Requests ->
A) Rewrite the passage from the Zegona interim statement notes, everything from "The Interim Financial Statements do not" down to "annual financial statements.", with "explanatory" replaced by "supplementary".
B) Carry on the notes to Zegona's interim financial statements from their last sentence.
BEGIN Extract to read
NOTES TO THE CONDENSED CONSOLIDATED INTERIM FINANCIAL
STATEMENTS
1. GENERAL INFORMATION
The unaudited condensed consolidated interim financial
statements of Zegona Communications plc (the "Company" or the
"Parent") and its subsidiaries (collectively, the "Group" or
"Zegona") for the six months ended 30 June 2019 (the "Interim
Financial Statements") were authorised for issue in accordance with
a resolution of the directors on 26 September 2019. The Company is
incorporated in England and Wales and domiciled in the United
Kingdom. It is a public limited company with company number
09395163 and has its registered office at 20 Buckingham Street,
London, WC2N 6EF.
2. SIGNIFICANT ACCOUNTING POLICIES
(a) Basis of preparation
The Interim Financial Statements have been prepared in
accordance with IAS 34 Interim Financial Reporting and are
presented on a condensed basis. The Interim Financial Statements do
not constitute statutory accounts within the meaning of section
434(3) of the Companies Act 2006 (the "Companies Act").
The Interim Financial Statements do not include all the
information and disclosures required in the annual financial
statements, and should be read in conjunction with the Group's
annual financial statements as at 31 December 2018 which are
available on the Company's website, www.zegona.com. However,
selected explanatory notes are included to explain events and
transactions that are significant to an understanding of the
changes in the Group's financial position and performance since the
last annual financial statements.
Information from 31 December 2018 is based on the statutory
accounts for the year ended 31 December 2018, which were delivered
to the Registrar of Companies and on which the auditor's report was
unqualified and did not contain a statement under section 498(2) or
498(3) of the Companies Act.
(b) Going concern
The Interim Financial Statements have been prepared on the going
concern basis, which assumes that the Group will continue to be
able to meet its liabilities as they fall due for the foreseeable
future.
END Extract to read
BEGIN Supplied material
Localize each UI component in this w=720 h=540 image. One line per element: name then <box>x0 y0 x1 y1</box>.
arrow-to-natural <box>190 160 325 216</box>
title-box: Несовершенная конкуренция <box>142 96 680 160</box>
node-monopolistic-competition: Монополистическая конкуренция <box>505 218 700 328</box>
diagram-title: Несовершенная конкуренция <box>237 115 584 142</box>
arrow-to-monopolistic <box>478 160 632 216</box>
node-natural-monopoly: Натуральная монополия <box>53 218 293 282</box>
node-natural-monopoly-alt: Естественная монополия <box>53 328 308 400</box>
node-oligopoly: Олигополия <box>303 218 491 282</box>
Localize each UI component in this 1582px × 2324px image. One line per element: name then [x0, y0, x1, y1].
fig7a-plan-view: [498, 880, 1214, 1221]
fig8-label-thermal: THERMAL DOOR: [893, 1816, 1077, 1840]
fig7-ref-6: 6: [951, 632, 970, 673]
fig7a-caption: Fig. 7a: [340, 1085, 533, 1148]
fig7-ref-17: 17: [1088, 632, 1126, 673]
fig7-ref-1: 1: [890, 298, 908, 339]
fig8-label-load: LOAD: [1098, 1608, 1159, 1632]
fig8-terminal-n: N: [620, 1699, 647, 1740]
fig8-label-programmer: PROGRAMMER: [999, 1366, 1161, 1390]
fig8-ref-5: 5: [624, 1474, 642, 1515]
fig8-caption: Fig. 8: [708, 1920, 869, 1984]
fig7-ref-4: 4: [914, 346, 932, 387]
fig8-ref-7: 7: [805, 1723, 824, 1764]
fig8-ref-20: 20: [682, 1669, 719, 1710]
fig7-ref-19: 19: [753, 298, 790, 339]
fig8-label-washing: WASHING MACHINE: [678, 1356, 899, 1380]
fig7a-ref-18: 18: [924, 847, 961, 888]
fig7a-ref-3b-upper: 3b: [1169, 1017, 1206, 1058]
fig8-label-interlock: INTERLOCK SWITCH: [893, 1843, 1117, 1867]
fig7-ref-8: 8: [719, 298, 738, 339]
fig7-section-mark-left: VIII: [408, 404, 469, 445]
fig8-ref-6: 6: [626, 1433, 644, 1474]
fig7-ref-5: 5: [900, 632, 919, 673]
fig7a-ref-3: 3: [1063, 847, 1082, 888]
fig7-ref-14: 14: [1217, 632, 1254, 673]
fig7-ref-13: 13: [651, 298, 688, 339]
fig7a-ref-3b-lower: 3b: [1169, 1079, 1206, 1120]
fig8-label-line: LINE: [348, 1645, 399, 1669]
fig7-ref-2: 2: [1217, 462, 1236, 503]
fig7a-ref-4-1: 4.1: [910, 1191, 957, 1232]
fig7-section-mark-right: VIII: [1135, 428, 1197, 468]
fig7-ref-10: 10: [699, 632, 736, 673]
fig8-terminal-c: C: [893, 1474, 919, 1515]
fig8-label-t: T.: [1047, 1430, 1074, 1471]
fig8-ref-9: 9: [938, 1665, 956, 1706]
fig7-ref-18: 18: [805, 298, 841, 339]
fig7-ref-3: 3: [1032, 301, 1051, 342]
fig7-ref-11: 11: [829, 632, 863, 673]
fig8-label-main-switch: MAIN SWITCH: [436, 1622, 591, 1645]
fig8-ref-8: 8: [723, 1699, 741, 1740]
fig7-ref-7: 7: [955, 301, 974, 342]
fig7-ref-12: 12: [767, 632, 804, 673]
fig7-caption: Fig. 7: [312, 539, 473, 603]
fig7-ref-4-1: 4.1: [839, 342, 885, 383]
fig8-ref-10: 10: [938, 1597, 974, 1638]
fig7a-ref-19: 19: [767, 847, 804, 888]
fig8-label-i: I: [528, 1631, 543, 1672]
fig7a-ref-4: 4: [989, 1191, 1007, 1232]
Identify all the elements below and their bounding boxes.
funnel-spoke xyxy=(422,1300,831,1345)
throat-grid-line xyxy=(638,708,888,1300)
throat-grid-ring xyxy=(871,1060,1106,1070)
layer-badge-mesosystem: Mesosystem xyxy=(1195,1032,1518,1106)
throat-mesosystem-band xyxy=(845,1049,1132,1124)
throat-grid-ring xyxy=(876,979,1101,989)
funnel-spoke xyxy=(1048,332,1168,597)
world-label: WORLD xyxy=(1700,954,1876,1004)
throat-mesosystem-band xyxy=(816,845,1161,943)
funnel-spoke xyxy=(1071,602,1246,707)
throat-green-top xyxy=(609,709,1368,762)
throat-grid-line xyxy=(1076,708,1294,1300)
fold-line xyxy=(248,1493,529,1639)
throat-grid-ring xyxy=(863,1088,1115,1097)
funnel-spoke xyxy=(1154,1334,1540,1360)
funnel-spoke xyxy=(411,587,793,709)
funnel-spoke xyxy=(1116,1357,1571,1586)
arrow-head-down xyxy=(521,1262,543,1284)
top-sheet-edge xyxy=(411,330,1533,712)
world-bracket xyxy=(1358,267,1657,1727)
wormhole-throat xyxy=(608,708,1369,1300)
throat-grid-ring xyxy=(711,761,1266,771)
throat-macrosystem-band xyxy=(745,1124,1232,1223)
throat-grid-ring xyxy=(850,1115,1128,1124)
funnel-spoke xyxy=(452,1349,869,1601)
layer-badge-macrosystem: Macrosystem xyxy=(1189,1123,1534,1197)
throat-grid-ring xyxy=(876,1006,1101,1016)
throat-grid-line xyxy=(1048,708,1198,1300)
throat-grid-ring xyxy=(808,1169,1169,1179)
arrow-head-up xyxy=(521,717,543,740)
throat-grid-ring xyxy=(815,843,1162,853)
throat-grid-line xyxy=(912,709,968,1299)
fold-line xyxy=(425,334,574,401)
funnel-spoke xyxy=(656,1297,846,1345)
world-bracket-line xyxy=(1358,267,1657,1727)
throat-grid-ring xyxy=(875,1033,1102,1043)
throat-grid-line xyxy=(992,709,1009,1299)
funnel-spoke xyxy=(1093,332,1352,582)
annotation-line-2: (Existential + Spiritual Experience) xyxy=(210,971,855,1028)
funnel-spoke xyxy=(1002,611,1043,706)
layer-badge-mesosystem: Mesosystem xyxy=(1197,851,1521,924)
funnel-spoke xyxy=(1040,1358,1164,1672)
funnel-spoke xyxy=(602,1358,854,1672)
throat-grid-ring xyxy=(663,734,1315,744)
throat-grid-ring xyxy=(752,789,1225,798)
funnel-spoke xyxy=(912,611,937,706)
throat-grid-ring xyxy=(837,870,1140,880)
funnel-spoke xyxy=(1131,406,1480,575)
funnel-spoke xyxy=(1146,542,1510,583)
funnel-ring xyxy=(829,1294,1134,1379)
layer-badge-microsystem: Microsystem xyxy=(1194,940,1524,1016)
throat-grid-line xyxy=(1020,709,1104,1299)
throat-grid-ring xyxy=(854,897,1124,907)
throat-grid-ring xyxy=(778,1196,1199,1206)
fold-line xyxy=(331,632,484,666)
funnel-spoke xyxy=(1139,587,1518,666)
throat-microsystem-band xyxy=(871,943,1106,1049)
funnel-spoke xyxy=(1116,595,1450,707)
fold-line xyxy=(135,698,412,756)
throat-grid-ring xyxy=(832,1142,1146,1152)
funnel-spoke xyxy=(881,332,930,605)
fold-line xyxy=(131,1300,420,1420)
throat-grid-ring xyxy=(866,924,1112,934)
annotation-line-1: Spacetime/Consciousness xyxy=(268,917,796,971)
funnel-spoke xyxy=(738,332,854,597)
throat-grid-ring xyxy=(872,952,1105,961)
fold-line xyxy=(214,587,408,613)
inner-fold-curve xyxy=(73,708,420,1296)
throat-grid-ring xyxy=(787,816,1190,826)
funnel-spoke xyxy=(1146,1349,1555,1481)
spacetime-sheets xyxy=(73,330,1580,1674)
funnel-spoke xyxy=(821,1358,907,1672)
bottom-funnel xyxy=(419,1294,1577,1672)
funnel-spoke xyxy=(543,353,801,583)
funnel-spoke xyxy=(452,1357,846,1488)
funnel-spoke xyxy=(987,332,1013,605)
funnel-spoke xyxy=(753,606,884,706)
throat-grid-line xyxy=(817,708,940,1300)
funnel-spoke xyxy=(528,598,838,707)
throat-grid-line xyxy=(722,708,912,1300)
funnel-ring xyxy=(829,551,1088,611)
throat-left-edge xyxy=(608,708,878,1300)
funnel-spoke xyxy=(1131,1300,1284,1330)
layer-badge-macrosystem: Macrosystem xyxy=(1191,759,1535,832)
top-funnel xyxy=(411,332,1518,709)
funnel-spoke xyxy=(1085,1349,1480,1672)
END Supplied material
Answers in order ->
A)
The Interim Financial Statements do not include all the
information and disclosures required in the annual financial
statements, and should be read in conjunction with the Group's
annual financial statements as at 31 December 2018 which are
available on the Company's website, www.zegona.com. However,
selected supplementary notes are included to explain events and
transactions that are significant to an understanding of the
changes in the Group's financial position and performance since the
last annual financial statements.

B)
(c) New standards, interpretations and amendments adopted by the Group
The accounting policies adopted in the preparation of the
Interim Financial Statements are consistent with those followed in
the preparation of the Group's annual consolidated financial
statements for the year ended 31 December 2018, which were prepared
in accordance with International Financial Reporting Standards as
adopted by the European Union. The Group has not early adopted any
other standard, interpretation or amendment that has been issued
but is not yet effective.
Standards issued but not yet effective
The Group intends to adopt the following standards, amendments
and interpretations, if applicable, when they become effective and
endorsed by the European Union. Adopting these standards will not
have a material impact on the Group.
Standard Effective date
Amendments to IFRS 3 Business Combinations 1 January 2020
Amendments to IAS 1 and IAS 8: Definition of 1 January 2020
Material
IFRS 17 Insurance Contracts 1 January 2021
(d) Critical accounting judgements and estimates
The preparation of the Interim Financial Statements requires the
Directors to consider estimates and assumptions that affect the
reported amounts of assets and liabilities and the disclosure of
contingent assets and liabilities. Estimates and judgements are
continually evaluated and are based on historical experience and
other factors including expectations of future events that are
believed to be reasonable under the circumstances. Actual results
may differ from these estimates.
There have been no material changes to the significant
judgements and estimates made by the Directors as at and for the
year ended 31 December 2018.
The Directors have continued to assess their conclusion on the
accounting treatment for Zegona's investment in Euskaltel of 37.2
million shares, or approximately 20.85% of its ordinary shares and
voting rights, as detailed in note 6.
3. SEGMENT INFORMATION
Central Investment
Six months to 30 June 2019 costs in Euskaltel Consolidated
-------- -------------- -------------
EUR000 EUR000 EUR000
Depreciation and amortisation (1) - (1)
Other operating expenses (2,177) - (2,177)
-------- -------------- -------------
Operating loss (2,178) - (2,178)
Finance income 159 33,752 33,911
Finance costs (326) - (326)
Exchange differences 2,321 - 2,321
(Loss)/profit for the period (24) 33,752 33,728
======== ============== =============
Central Investment
Six months to 30 June 2018 costs in Euskaltel Consolidated
-------- -------------- -------------
EUR000 EUR000 EUR000
Depreciation and amortisation (1) - (1)
Other operating expenses (1,889) - (1,889)
-------- -------------- -------------
Operating loss (1,890) - (1,890)
Finance income 4 29,266 29,270
Finance costs (146) - (146)
Exchange differences (488) - (488)
-------- -------------- -------------
(Loss)/profit before tax (2,520) 29,266 26,746
Income tax (34) - (34)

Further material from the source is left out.